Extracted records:

# # # #

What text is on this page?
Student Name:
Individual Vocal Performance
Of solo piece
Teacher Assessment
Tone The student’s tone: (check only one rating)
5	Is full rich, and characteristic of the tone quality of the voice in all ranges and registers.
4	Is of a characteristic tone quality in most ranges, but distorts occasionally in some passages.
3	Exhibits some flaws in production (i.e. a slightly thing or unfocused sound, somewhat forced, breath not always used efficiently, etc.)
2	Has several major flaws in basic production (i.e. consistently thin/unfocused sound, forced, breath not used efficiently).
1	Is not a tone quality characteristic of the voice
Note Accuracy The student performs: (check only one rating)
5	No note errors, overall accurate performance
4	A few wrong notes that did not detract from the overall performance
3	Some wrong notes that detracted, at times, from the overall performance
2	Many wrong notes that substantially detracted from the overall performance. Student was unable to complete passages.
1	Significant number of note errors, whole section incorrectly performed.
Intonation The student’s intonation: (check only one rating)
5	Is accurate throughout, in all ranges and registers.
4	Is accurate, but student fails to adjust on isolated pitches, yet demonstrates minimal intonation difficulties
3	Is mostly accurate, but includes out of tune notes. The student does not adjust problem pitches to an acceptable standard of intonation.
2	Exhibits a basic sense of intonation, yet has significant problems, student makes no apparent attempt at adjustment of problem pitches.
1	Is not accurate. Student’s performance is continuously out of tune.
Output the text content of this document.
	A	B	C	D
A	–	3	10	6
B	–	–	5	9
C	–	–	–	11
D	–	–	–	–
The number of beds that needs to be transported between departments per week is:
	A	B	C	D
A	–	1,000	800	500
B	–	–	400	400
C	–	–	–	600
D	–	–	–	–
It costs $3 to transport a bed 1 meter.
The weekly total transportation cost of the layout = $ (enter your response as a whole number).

# # # #

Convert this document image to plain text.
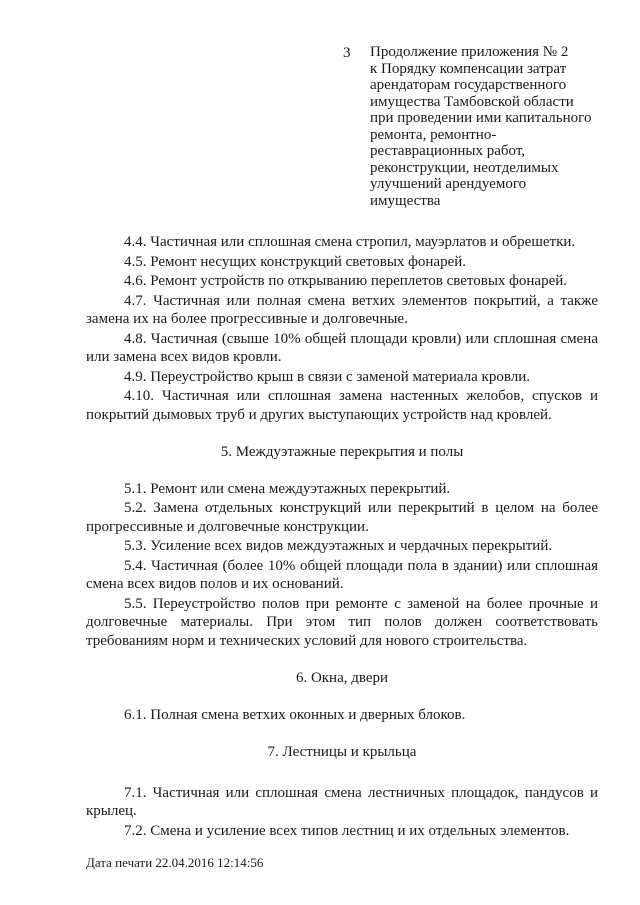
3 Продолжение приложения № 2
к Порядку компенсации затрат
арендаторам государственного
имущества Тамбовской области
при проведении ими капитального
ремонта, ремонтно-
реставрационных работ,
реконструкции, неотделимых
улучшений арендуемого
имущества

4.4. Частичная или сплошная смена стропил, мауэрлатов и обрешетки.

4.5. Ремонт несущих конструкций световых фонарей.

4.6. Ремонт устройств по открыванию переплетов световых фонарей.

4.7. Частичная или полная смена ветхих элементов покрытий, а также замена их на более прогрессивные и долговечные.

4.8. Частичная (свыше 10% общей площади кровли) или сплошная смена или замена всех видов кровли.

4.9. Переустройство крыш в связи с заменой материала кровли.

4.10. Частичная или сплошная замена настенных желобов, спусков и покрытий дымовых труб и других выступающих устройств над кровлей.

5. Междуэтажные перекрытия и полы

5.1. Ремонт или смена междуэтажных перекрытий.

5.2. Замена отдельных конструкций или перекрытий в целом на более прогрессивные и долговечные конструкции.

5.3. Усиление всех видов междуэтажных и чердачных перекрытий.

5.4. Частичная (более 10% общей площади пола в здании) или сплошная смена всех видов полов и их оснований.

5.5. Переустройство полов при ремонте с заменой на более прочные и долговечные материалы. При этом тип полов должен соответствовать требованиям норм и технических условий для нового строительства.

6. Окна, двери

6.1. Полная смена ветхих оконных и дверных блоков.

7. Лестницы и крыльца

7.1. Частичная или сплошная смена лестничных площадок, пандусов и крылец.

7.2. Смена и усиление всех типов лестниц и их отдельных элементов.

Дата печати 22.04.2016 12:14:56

# # # #

Write out every line from the entries where "световых" appears.

4.5. Ремонт несущих конструкций световых фонарей.
4.6. Ремонт устройств по открыванию переплетов световых фонарей.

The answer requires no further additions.